* **Selected text**
--- Begin ---

The 9 Niche Marketers You’ll Meet in Heaven

In the world of niche marketing, you’ll quickly learn to identify the different kinds of people that you run into at conferences, in your every day research, and while visiting blogs. Generally speaking there are 9 different types of niche marketers:

  1. The Empire Builder. This guy is diversified. He’s created web sites and products in dozens of niches, most of them not connected to one another. He’s constantly testing out new ads, new channels, new affiliates. He does more mixing and matching in 30 days then you will do in a year. He’s either honed that process to a sharp edge, or he’s scattered himself to the wind.
  2. The Warrior. This guy is Rommel or Patton. He’s too busy kicking your ass to listen to the nay-saying. He’s got a plan, he’s got resources, and at every level of the game (strategic, operational, tactical) he’s winning. One day, he might make breathtaking and unexpected moves that reap huge rewards, but on most days, he grinds out his objectives with grim efficiency.
  3. The Monogamist. This gal picks one topic and runs with it. She may have multiple sites (a blog, a wiki, various sales letter sites, some forums) but they’re all on the same topic. She might hit it from different angles (for women, for Hispanics, for young professionals, for newlyweds) but it’s all about this one thing. It’s a good thing, too, because she really really loves that one topic. With any luck, that thing loves them back.

--- End ---

* **Data lines**
--- Begin ---

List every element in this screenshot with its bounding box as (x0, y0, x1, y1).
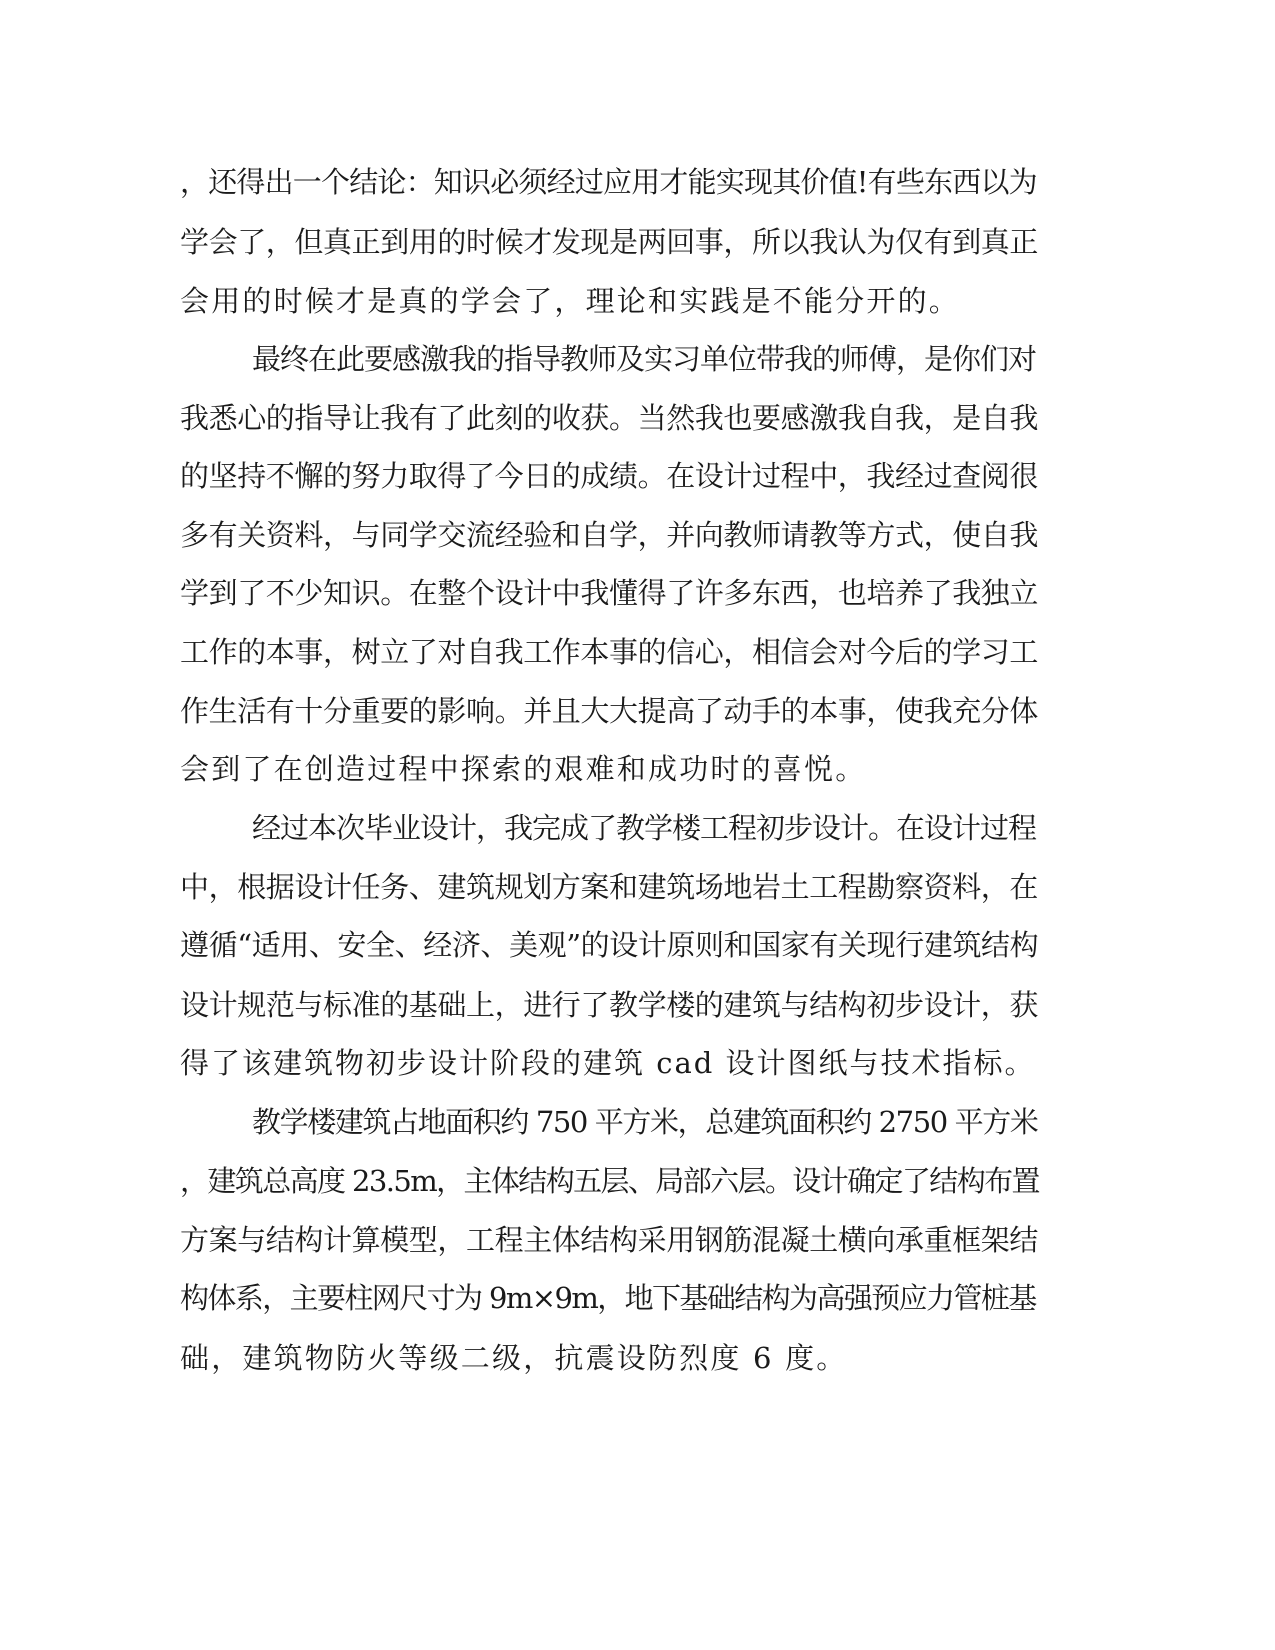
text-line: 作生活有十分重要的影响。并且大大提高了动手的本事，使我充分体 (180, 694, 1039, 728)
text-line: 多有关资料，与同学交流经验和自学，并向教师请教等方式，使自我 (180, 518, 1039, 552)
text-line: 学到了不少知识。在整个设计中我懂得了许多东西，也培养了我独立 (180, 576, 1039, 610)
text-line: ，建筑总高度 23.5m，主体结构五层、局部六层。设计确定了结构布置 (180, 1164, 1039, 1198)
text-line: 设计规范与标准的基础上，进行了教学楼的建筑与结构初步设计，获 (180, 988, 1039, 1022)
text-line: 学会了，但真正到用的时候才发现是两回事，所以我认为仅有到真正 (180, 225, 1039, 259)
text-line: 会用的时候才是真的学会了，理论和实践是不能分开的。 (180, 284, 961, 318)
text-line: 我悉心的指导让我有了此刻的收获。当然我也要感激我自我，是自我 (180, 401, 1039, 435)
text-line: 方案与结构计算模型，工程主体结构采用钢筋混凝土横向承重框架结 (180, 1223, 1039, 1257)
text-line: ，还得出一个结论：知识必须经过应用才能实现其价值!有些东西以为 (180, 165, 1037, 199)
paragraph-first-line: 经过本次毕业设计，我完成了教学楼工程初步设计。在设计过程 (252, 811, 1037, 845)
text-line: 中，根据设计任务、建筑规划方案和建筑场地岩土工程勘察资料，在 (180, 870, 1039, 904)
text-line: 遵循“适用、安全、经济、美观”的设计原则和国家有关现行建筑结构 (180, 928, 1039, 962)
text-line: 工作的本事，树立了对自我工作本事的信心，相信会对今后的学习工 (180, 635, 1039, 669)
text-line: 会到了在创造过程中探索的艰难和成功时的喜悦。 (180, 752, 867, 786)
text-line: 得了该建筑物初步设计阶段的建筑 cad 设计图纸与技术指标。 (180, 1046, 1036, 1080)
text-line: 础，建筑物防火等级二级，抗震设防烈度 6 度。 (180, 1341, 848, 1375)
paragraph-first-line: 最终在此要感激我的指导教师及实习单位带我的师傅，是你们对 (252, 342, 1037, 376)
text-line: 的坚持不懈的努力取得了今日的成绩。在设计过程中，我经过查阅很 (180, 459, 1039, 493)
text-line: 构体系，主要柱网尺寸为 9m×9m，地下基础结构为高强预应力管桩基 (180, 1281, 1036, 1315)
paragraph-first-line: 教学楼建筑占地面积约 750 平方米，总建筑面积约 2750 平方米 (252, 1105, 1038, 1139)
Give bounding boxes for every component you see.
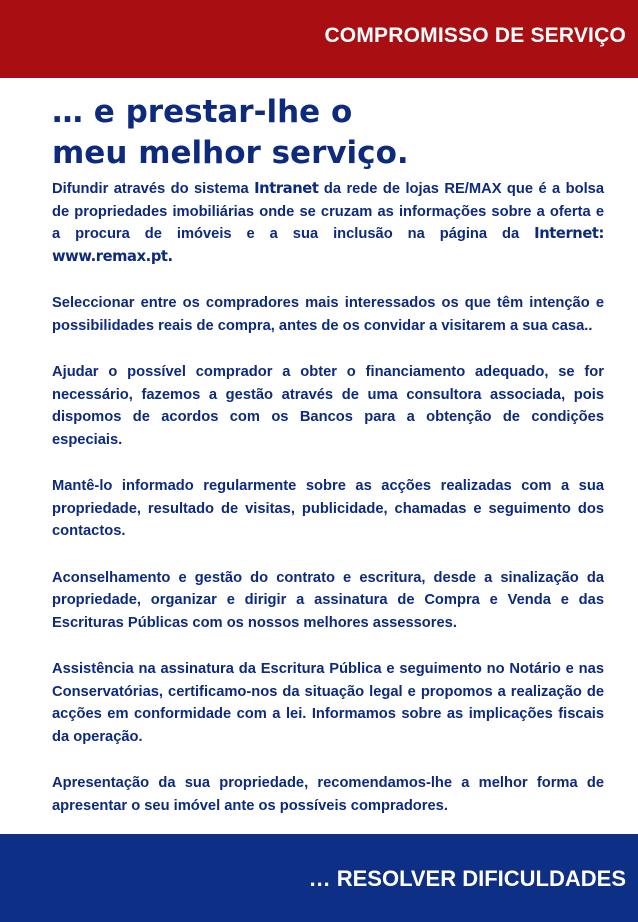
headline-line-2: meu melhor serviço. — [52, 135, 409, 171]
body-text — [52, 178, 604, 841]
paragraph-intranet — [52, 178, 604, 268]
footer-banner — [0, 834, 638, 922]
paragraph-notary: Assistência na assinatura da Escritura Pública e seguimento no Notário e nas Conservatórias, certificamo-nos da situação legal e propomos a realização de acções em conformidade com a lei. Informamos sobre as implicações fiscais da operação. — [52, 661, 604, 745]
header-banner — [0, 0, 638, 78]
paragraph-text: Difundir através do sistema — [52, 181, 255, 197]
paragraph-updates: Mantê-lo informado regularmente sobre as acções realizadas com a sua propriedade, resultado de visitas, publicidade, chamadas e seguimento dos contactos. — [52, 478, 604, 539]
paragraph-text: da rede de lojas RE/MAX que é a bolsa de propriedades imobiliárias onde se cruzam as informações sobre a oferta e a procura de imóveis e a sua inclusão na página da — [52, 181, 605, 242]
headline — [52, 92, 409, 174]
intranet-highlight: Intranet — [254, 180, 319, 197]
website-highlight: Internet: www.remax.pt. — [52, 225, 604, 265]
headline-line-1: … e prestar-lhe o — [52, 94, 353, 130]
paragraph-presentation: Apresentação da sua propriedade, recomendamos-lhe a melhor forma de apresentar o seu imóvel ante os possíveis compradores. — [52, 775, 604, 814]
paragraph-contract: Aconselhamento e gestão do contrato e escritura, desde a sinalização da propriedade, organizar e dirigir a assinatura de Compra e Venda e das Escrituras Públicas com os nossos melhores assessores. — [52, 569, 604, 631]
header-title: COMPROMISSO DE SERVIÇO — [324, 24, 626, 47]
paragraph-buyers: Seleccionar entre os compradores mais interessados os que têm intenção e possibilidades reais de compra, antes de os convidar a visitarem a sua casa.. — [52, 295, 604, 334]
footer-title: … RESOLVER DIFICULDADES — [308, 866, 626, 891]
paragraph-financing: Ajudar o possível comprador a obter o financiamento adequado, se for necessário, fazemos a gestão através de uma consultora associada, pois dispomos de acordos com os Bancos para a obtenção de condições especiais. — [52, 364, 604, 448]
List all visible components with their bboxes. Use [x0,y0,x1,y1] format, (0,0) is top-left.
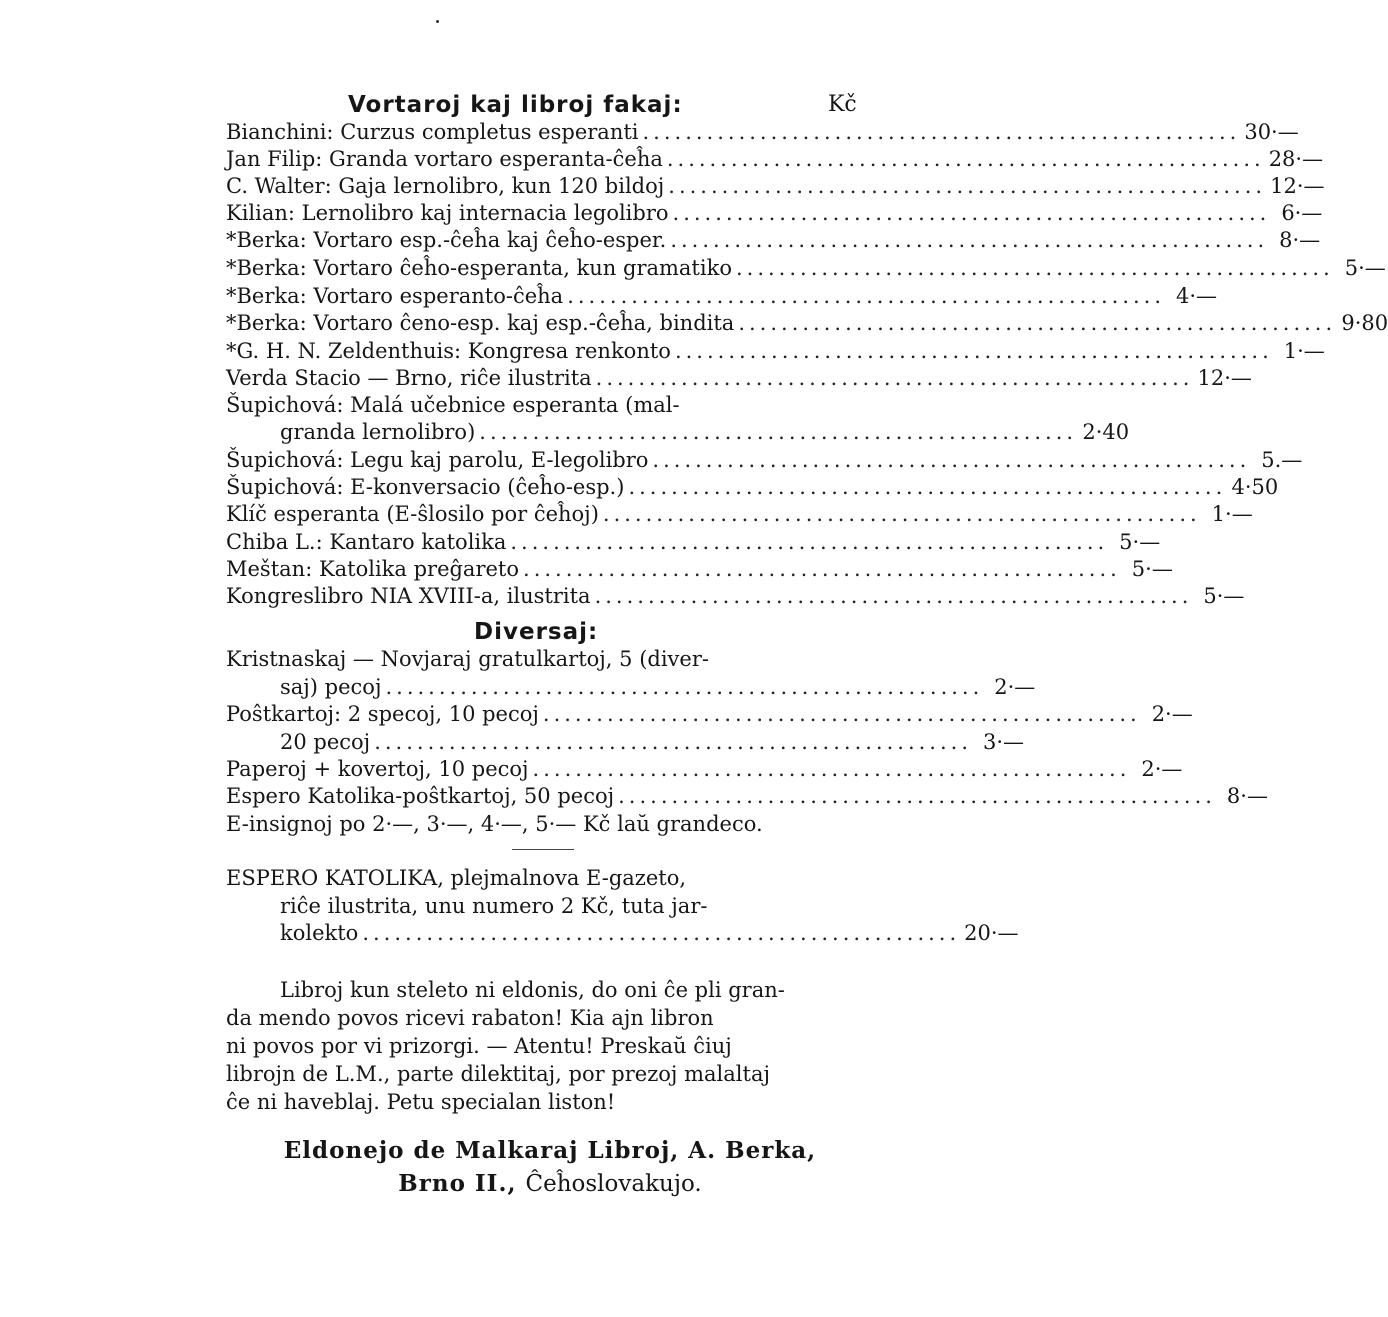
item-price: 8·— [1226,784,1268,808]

--- End ---

* **Tasks and exercises**
- 1) Rewrite the part of the niche marketers piece starting at "1. The Empire" and ending at "with grim efficiency.", putting "Napoleon or Caesar" in place of "Rommel or Patton".
- 2) Extend the piece about the nine kinds of niche marketers, picking up after its last sentence.

* **Exercise results**
- 1)
1. The Empire Builder. This guy is diversified. He’s created web sites and products in dozens of niches, most of them not connected to one another. He’s constantly testing out new ads, new channels, new affiliates. He does more mixing and matching in 30 days then you will do in a year. He’s either honed that process to a sharp edge, or he’s scattered himself to the wind.
  2. The Warrior. This guy is Napoleon or Caesar. He’s too busy kicking your ass to listen to the nay-saying. He’s got a plan, he’s got resources, and at every level of the game (strategic, operational, tactical) he’s winning. One day, he might make breathtaking and unexpected moves that reap huge rewards, but on most days, he grinds out his objectives with grim efficiency.

- 2)
  4. The Serial Monogamist. This guy loves one thing at a time, but when the oxygen has left the room, he  has moved on to the next thing. He’s got a great process in place for finding a new niche, building a site, seeding it with content, and driving enormous amounts of traffic, thus fanning the flames of affiliate, ad network, and info product sales.
  5. The Songwriter-Never-The-Singer. This gal is adept at creating mind-boggling information products, which she then offers to a network of eagerly awaiting affiliates, who then proceed to spread the gospel far and wide, with everyone making mo’ money. She is the epitome of the hit factory.
  6. The Adventurer. This is the moonlighting amateur who just revels in the love of the game. Niche marketing is more of a hobby. He or she loves to tinker with ideas, connect with people, build sites, and watch something grow. Are they making any money? Who knows? But they’ve built a blog with 20 contributors, 10,000 daily page views and a FeedBurner list to die for.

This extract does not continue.